(Records contained in a dataset)
◇ ◇ ◇ ◇ ◇
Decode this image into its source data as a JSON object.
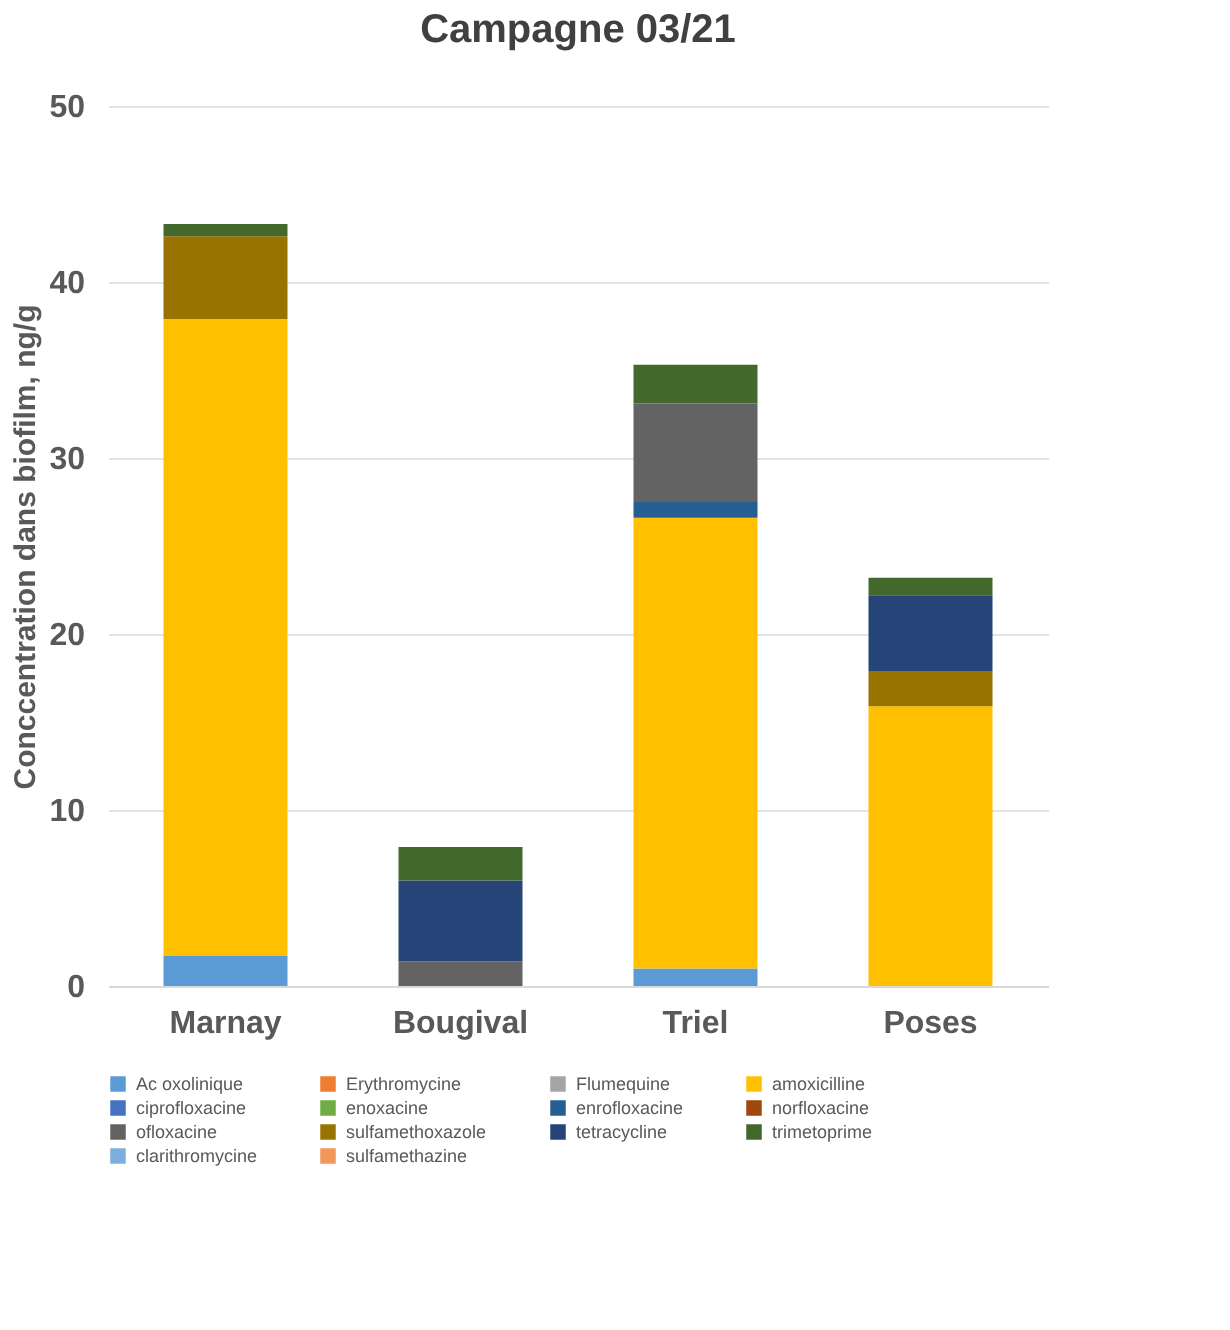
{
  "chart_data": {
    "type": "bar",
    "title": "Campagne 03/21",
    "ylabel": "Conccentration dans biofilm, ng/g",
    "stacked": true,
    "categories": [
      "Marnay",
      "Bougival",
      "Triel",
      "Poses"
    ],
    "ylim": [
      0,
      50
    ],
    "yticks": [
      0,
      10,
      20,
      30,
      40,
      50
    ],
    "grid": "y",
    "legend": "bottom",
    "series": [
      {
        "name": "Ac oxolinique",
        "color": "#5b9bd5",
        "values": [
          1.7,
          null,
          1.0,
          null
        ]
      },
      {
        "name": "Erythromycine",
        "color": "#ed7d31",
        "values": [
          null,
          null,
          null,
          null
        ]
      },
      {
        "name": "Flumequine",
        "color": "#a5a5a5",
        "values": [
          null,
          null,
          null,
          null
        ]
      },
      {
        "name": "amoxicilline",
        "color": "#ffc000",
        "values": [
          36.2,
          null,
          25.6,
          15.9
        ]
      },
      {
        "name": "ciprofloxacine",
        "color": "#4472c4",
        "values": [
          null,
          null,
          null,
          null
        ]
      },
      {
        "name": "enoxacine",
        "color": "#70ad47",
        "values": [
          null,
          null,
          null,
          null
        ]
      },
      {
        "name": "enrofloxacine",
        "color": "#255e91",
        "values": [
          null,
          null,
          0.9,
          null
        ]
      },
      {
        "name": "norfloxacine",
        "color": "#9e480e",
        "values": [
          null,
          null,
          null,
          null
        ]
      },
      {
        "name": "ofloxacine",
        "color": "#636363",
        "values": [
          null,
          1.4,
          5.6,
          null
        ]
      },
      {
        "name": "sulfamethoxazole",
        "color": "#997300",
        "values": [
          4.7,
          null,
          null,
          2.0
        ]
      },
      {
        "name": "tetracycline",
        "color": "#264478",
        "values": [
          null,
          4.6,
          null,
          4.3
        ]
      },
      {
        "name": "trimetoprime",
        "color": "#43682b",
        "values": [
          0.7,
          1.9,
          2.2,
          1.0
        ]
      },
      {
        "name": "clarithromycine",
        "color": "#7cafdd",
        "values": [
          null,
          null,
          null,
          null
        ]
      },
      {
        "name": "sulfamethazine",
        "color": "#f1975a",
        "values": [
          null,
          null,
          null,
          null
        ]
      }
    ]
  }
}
◇ ◇ ◇ ◇ ◇
§ AIM:
Omit the pictures, then output the rest of the listing exactly.

§ WRITTEN ANSWER:
Decode this image into its source data as a JSON object.
{
  "chart_data": {
    "type": "bar",
    "title": "Campagne 03/21",
    "ylabel": "Conccentration dans biofilm, ng/g",
    "stacked": true,
    "categories": [
      "Marnay",
      "Bougival",
      "Triel",
      "Poses"
    ],
    "ylim": [
      0,
      50
    ],
    "yticks": [
      0,
      10,
      20,
      30,
      40,
      50
    ],
    "grid": "y",
    "legend": "bottom",
    "series": [
      {
        "name": "Ac oxolinique",
        "color": "#5b9bd5",
        "values": [
          1.7,
          null,
          1.0,
          null
        ]
      },
      {
        "name": "Erythromycine",
        "color": "#ed7d31",
        "values": [
          null,
          null,
          null,
          null
        ]
      },
      {
        "name": "Flumequine",
        "color": "#a5a5a5",
        "values": [
          null,
          null,
          null,
          null
        ]
      },
      {
        "name": "amoxicilline",
        "color": "#ffc000",
        "values": [
          36.2,
          null,
          25.6,
          15.9
        ]
      },
      {
        "name": "ciprofloxacine",
        "color": "#4472c4",
        "values": [
          null,
          null,
          null,
          null
        ]
      },
      {
        "name": "enoxacine",
        "color": "#70ad47",
        "values": [
          null,
          null,
          null,
          null
        ]
      },
      {
        "name": "enrofloxacine",
        "color": "#255e91",
        "values": [
          null,
          null,
          0.9,
          null
        ]
      },
      {
        "name": "norfloxacine",
        "color": "#9e480e",
        "values": [
          null,
          null,
          null,
          null
        ]
      },
      {
        "name": "ofloxacine",
        "color": "#636363",
        "values": [
          null,
          1.4,
          5.6,
          null
        ]
      },
      {
        "name": "sulfamethoxazole",
        "color": "#997300",
        "values": [
          4.7,
          null,
          null,
          2.0
        ]
      },
      {
        "name": "tetracycline",
        "color": "#264478",
        "values": [
          null,
          4.6,
          null,
          4.3
        ]
      },
      {
        "name": "trimetoprime",
        "color": "#43682b",
        "values": [
          0.7,
          1.9,
          2.2,
          1.0
        ]
      },
      {
        "name": "clarithromycine",
        "color": "#7cafdd",
        "values": [
          null,
          null,
          null,
          null
        ]
      },
      {
        "name": "sulfamethazine",
        "color": "#f1975a",
        "values": [
          null,
          null,
          null,
          null
        ]
      }
    ]
  }
}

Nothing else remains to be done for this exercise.